Problem:
Return all lines where the word "count" can be found.

Figure content listings:
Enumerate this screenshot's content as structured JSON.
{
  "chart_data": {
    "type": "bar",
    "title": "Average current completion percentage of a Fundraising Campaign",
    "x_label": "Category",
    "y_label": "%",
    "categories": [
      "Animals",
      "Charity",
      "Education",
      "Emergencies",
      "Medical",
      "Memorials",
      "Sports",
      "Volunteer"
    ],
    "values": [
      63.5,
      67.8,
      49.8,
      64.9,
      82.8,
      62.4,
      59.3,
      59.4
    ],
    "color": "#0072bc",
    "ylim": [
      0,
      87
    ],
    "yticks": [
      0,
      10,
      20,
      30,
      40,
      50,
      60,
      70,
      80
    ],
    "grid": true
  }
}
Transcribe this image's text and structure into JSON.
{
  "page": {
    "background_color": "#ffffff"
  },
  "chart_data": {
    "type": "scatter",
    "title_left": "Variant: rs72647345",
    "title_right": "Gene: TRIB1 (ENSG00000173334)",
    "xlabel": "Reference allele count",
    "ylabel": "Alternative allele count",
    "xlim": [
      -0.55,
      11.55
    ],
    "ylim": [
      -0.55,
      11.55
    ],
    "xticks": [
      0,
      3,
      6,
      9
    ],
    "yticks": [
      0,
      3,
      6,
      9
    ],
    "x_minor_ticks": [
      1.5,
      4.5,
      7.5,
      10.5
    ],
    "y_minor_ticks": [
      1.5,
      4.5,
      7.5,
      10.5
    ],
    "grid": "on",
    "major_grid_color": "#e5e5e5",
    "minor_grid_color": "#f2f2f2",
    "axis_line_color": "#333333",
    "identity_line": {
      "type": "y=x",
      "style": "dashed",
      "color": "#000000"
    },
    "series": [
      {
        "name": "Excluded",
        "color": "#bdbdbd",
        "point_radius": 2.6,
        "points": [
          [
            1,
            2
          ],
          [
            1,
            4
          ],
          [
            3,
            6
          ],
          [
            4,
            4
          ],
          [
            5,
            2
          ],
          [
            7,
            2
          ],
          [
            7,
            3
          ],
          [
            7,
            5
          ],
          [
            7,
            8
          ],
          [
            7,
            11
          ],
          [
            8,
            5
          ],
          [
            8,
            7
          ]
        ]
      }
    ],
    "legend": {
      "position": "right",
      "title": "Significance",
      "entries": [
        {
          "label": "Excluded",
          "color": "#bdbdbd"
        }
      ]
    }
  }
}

Output for this task:
    "xlabel": "Reference allele count",
    "ylabel": "Alternative allele count",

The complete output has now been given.